Data in this exercise
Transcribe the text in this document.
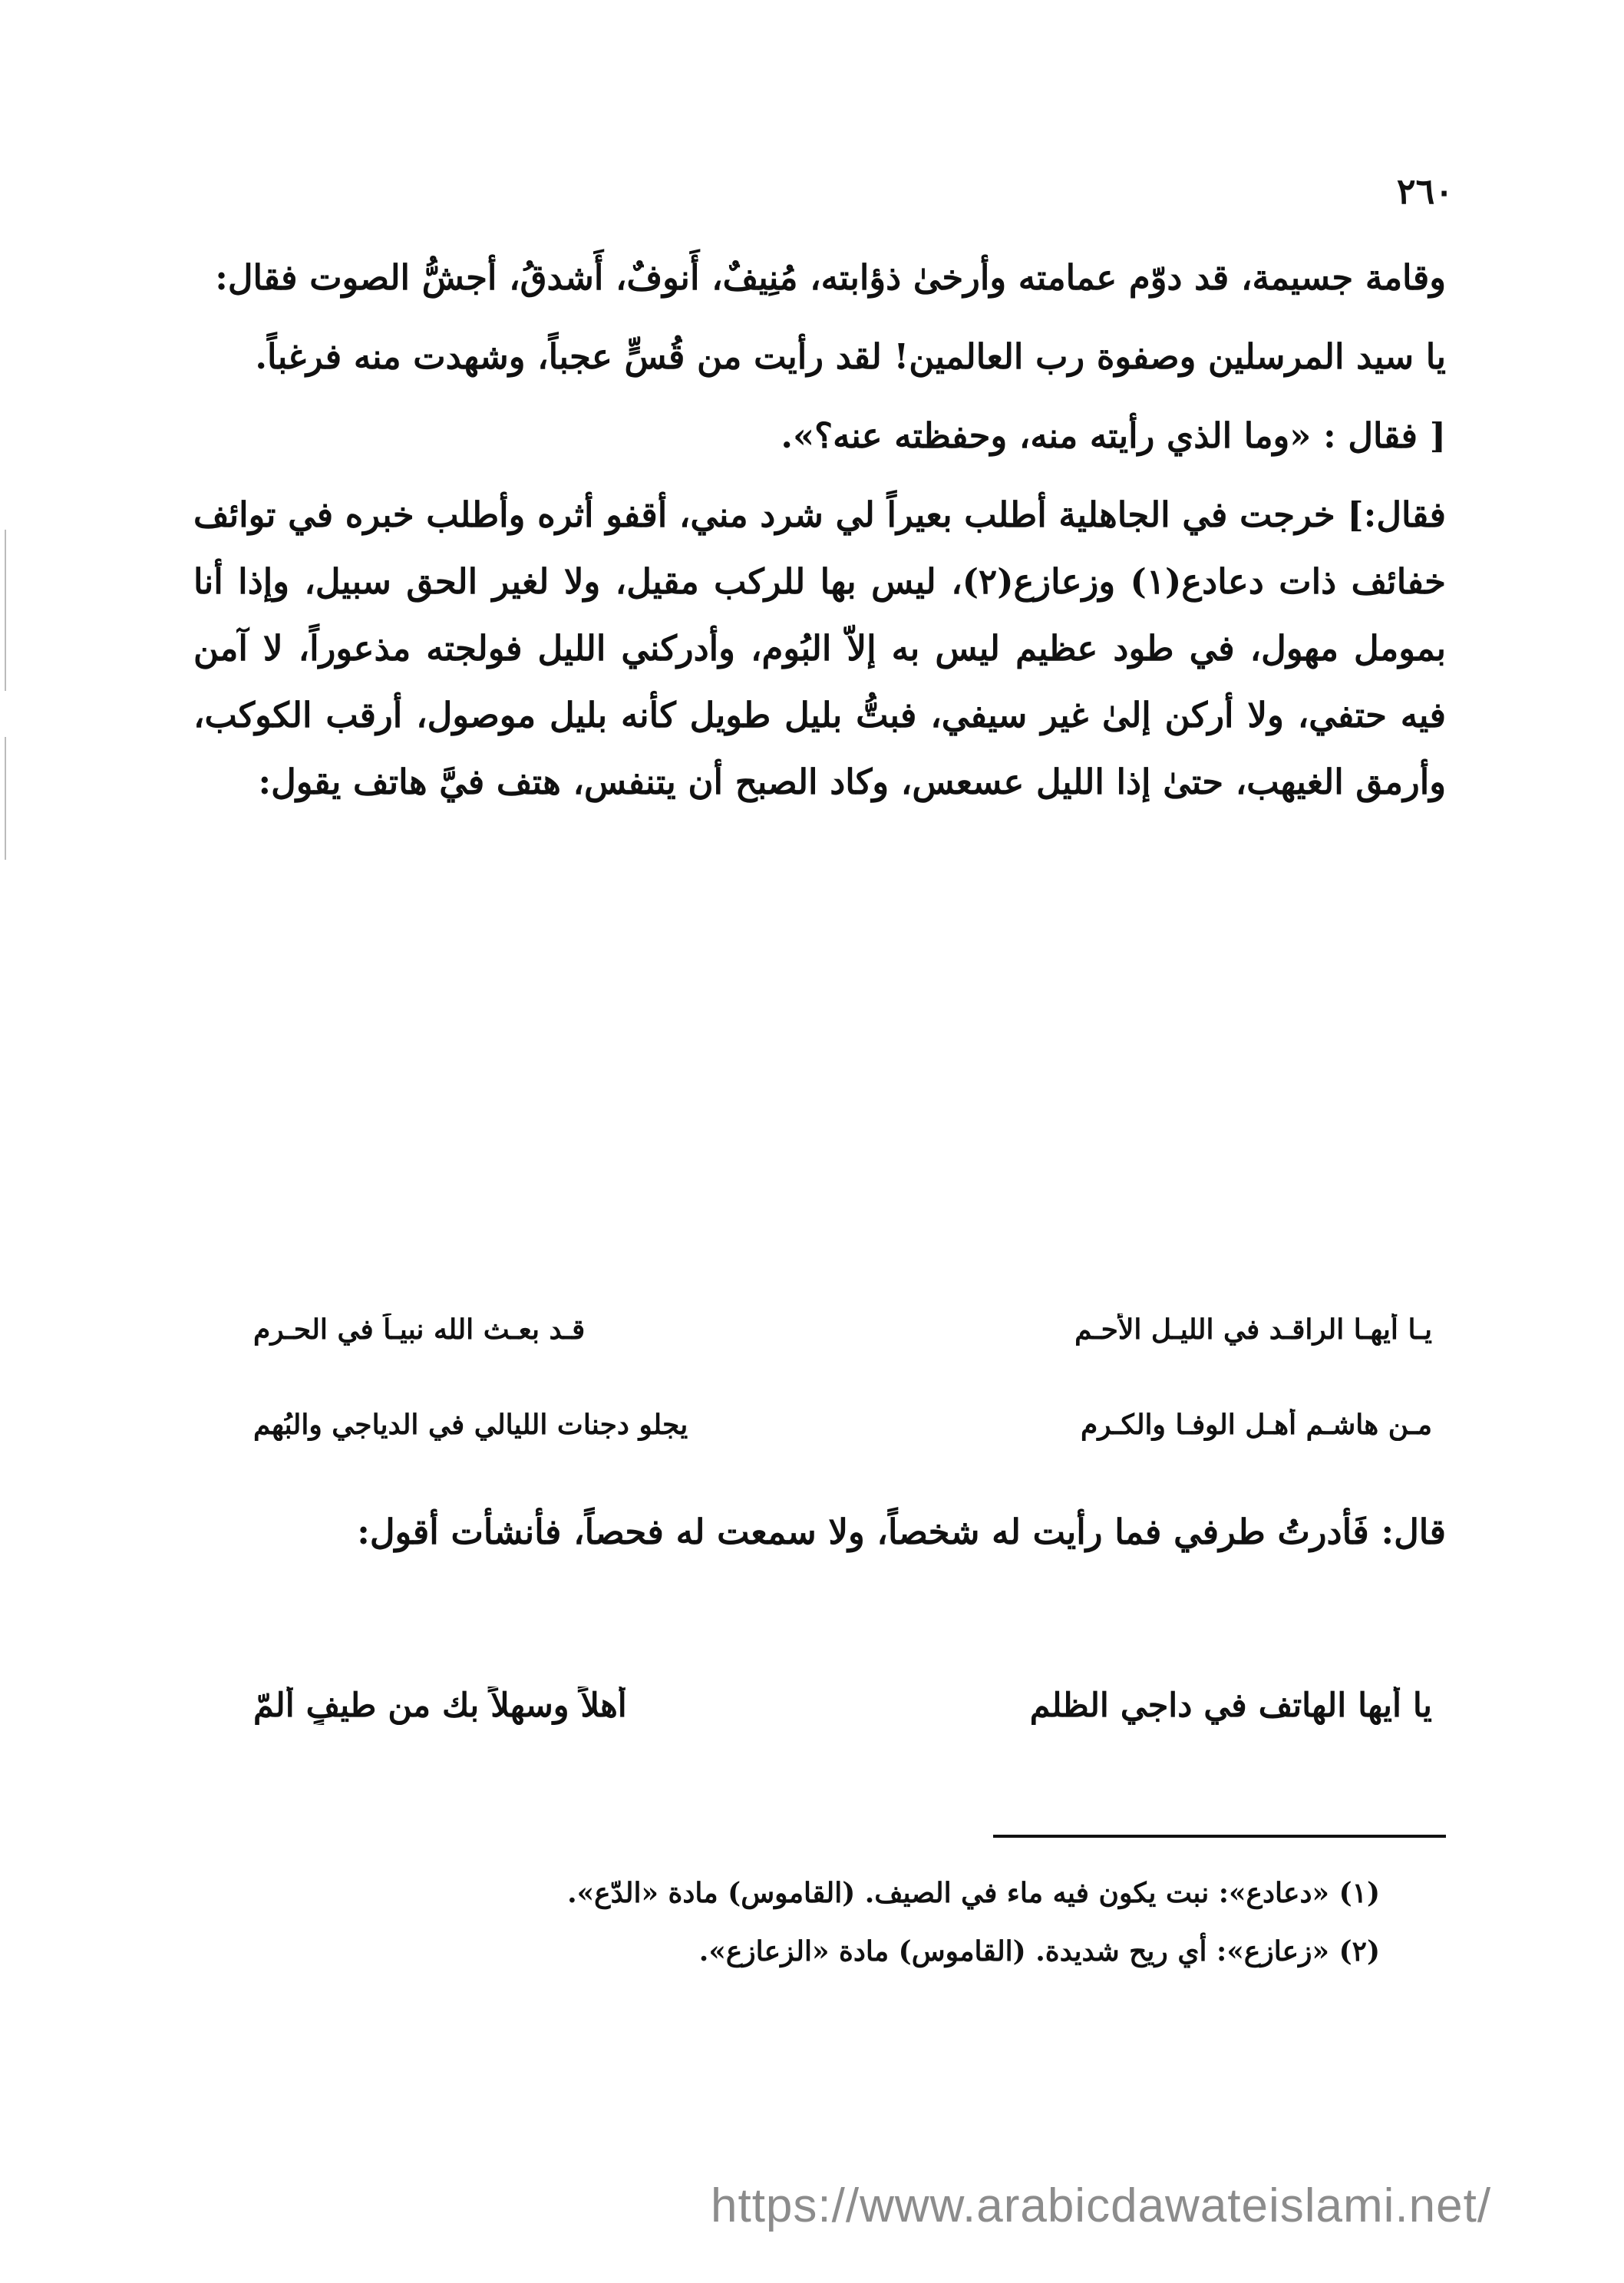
٢٦٠

وقامة جسيمة، قد دوّم عمامته وأرخىٰ ذؤابته، مُنِيفٌ، أَنوفٌ، أَشدقُ، أجشُّ الصوت فقال:

يا سيد المرسلين وصفوة رب العالمين! لقد رأيت من قُسٍّ عجباً، وشهدت منه فرغباً.

[ فقال : «وما الذي رأيته منه، وحفظته عنه؟».

فقال:] خرجت في الجاهلية أطلب بعيراً لي شرد مني، أقفو أثره وأطلب خبره في توائف خفائف ذات دعادع(١) وزعازع(٢)، ليس بها للركب مقيل، ولا لغير الحق سبيل، وإذا أنا بمومل مهول، في طود عظيم ليس به إلاّ البُوم، وأدركني الليل فولجته مذعوراً، لا آمن فيه حتفي، ولا أركن إلىٰ غير سيفي، فبتُّ بليل طويل كأنه بليل موصول، أرقب الكوكب، وأرمق الغيهب، حتىٰ إذا الليل عسعس، وكاد الصبح أن يتنفس، هتف فيَّ هاتف يقول:

يـا أيهـا الراقـد في الليـل الأحـم
قـد بعـث الله نبيـاً في الحـرم
مـن هاشـم أهـل الوفـا والكـرم
يجلو دجنات الليالي في الدياجي والبُهم

قال: فَأدرتُ طرفي فما رأيت له شخصاً، ولا سمعت له فحصاً، فأنشأت أقول:

يا أيها الهاتف في داجي الظلم
أهلاً وسهلاً بك من طيفٍ ألمّ

(١) «دعادع»: نبت يكون فيه ماء في الصيف. (القاموس) مادة «الدّع».

(٢) «زعازع»: أي ريح شديدة. (القاموس) مادة «الزعازع».

https://www.arabicdawateislami.net/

Task goal
Pictures are to be left out; all else in the entries above is to be quoted exactly.

Response below
Transcribe the text in this document.
٢٦٠

وقامة جسيمة، قد دوّم عمامته وأرخىٰ ذؤابته، مُنِيفٌ، أَنوفٌ، أَشدقُ، أجشُّ الصوت فقال:

يا سيد المرسلين وصفوة رب العالمين! لقد رأيت من قُسٍّ عجباً، وشهدت منه فرغباً.

[ فقال : «وما الذي رأيته منه، وحفظته عنه؟».

فقال:] خرجت في الجاهلية أطلب بعيراً لي شرد مني، أقفو أثره وأطلب خبره في توائف خفائف ذات دعادع(١) وزعازع(٢)، ليس بها للركب مقيل، ولا لغير الحق سبيل، وإذا أنا بمومل مهول، في طود عظيم ليس به إلاّ البُوم، وأدركني الليل فولجته مذعوراً، لا آمن فيه حتفي، ولا أركن إلىٰ غير سيفي، فبتُّ بليل طويل كأنه بليل موصول، أرقب الكوكب، وأرمق الغيهب، حتىٰ إذا الليل عسعس، وكاد الصبح أن يتنفس، هتف فيَّ هاتف يقول:

يـا أيهـا الراقـد في الليـل الأحـم
قـد بعـث الله نبيـاً في الحـرم
مـن هاشـم أهـل الوفـا والكـرم
يجلو دجنات الليالي في الدياجي والبُهم

قال: فَأدرتُ طرفي فما رأيت له شخصاً، ولا سمعت له فحصاً، فأنشأت أقول:

يا أيها الهاتف في داجي الظلم
أهلاً وسهلاً بك من طيفٍ ألمّ

(١) «دعادع»: نبت يكون فيه ماء في الصيف. (القاموس) مادة «الدّع».

(٢) «زعازع»: أي ريح شديدة. (القاموس) مادة «الزعازع».

https://www.arabicdawateislami.net/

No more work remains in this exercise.